# DATA EXCERPTS
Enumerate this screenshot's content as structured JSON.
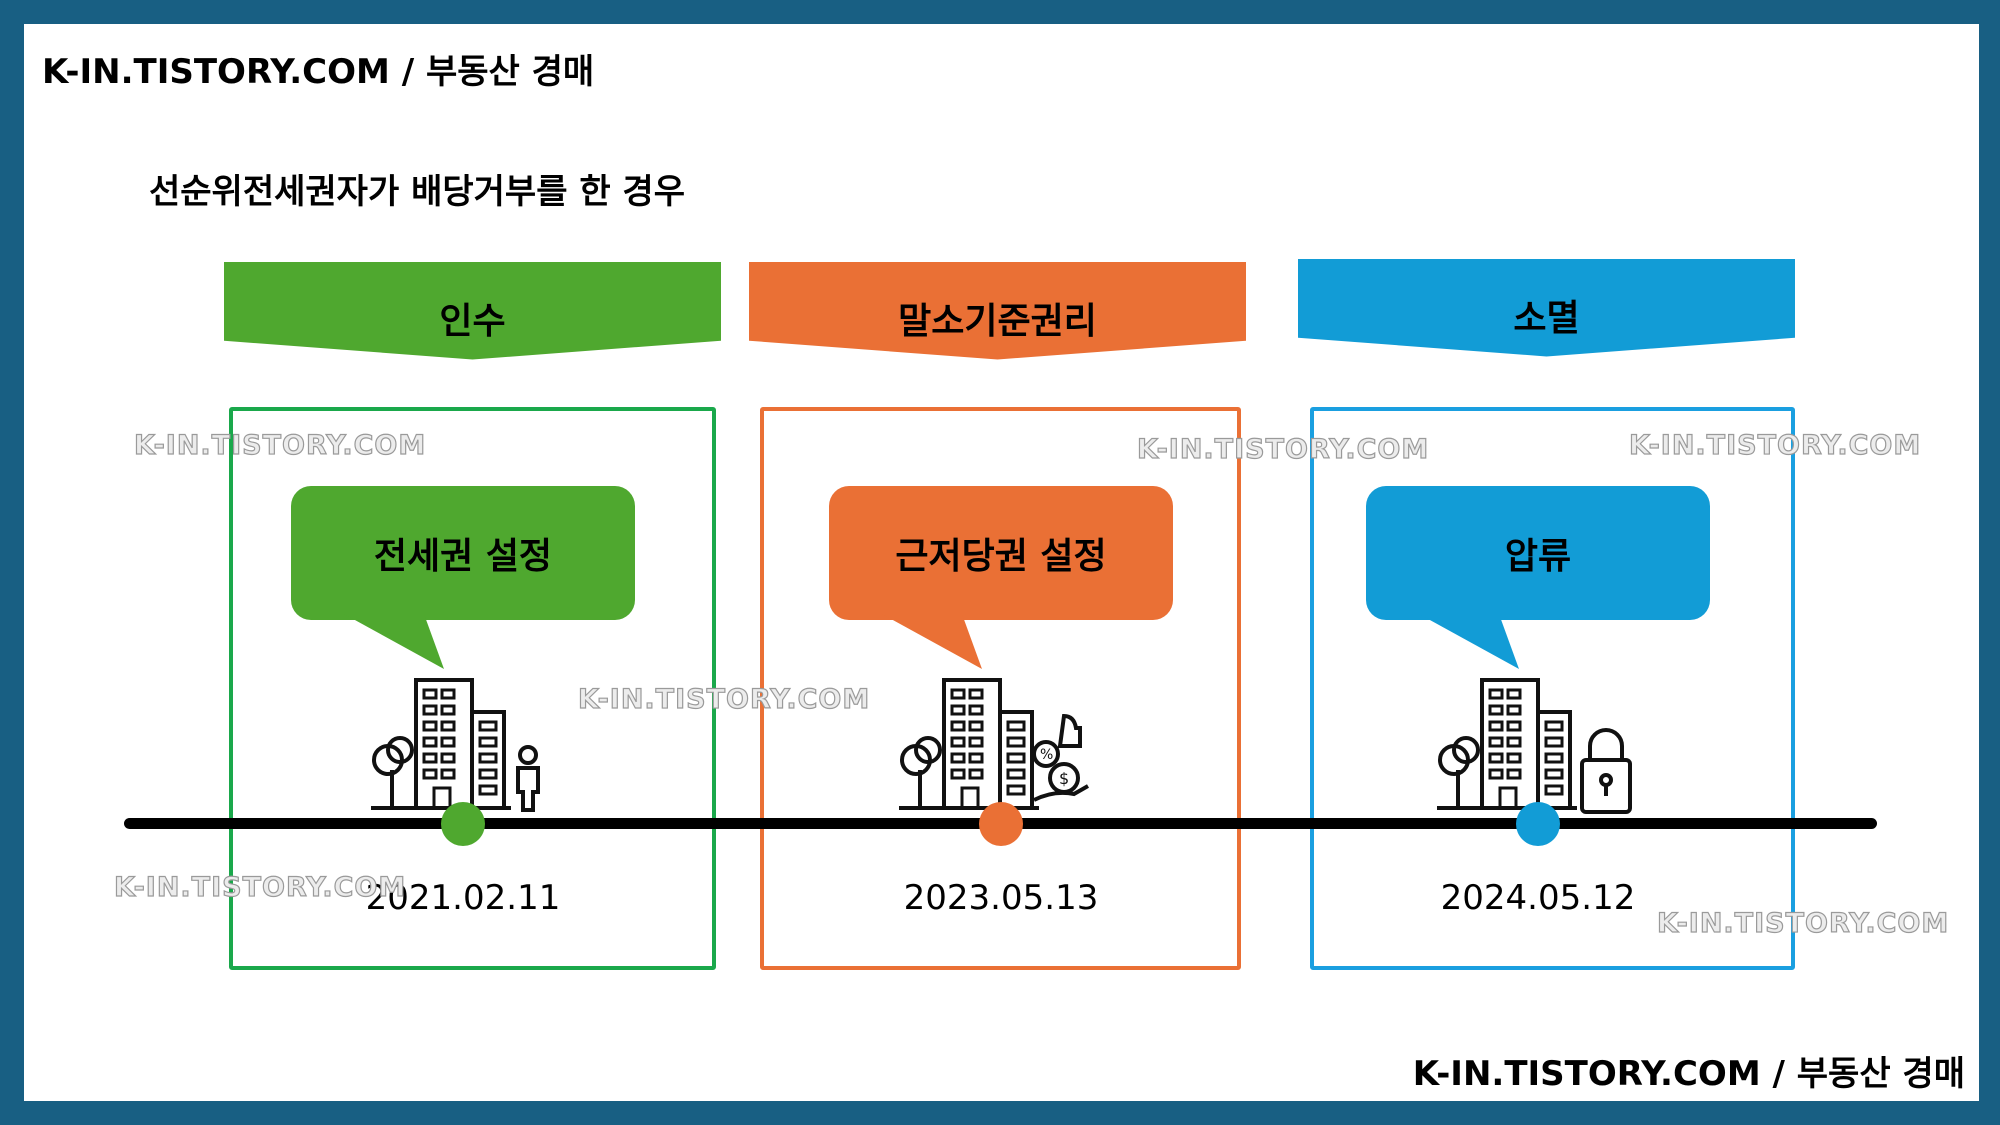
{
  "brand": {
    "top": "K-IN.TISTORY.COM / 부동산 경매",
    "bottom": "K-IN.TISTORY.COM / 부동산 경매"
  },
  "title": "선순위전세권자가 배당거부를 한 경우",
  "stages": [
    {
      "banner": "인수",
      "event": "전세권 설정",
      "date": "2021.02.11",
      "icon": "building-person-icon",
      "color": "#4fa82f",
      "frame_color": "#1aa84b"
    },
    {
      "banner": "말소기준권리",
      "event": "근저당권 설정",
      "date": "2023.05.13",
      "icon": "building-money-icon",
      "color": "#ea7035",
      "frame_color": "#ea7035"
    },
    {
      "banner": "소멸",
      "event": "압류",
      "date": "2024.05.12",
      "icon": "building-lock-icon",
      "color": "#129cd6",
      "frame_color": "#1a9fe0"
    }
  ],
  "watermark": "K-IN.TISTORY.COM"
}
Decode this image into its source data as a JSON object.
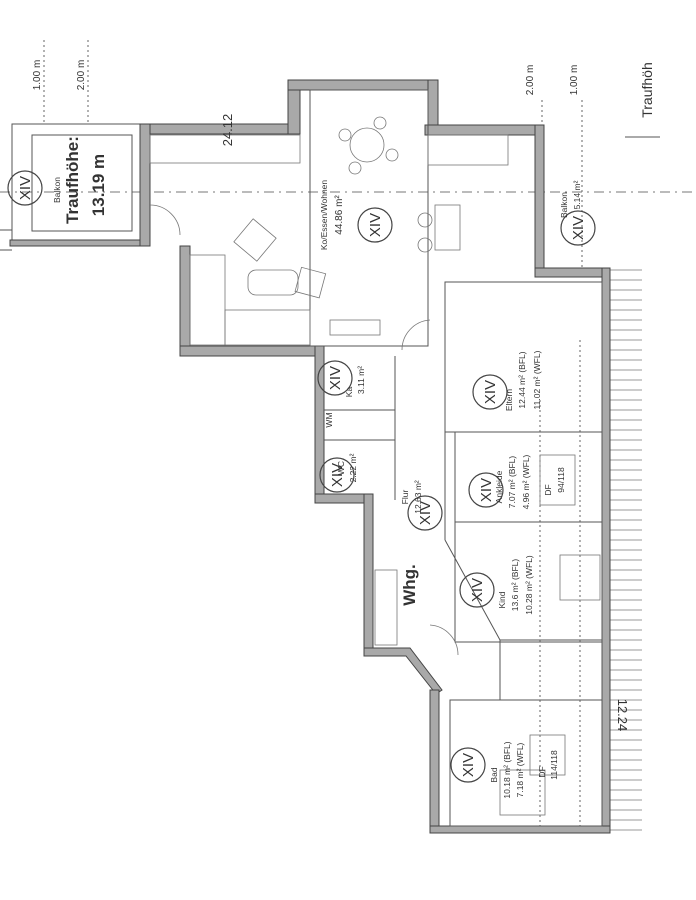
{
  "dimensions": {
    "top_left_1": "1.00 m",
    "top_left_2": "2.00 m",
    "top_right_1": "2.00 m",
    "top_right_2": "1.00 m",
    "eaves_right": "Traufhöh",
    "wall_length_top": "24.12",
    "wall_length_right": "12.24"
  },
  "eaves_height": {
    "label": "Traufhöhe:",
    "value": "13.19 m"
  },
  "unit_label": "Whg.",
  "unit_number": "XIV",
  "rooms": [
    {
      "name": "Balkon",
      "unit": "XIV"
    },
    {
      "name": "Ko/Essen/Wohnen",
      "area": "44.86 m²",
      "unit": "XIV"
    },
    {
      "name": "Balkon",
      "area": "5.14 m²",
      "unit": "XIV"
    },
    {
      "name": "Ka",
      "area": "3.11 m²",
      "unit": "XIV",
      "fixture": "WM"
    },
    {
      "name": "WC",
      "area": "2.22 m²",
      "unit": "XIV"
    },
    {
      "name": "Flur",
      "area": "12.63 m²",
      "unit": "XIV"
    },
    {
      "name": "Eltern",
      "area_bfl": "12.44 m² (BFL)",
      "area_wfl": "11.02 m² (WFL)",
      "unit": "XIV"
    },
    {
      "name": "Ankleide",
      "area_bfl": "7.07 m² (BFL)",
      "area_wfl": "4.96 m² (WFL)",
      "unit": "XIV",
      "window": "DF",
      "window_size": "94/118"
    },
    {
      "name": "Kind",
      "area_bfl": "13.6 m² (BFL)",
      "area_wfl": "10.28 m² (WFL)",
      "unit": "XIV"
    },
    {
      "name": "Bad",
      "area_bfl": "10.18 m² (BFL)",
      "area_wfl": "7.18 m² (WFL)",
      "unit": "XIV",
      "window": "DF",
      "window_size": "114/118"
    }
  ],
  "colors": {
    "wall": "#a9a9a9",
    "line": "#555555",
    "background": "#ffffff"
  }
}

# CHALLENGE
How many of the lines above include the string "building"? Reply with the number by itself.

# EXERCISE ANSWER
3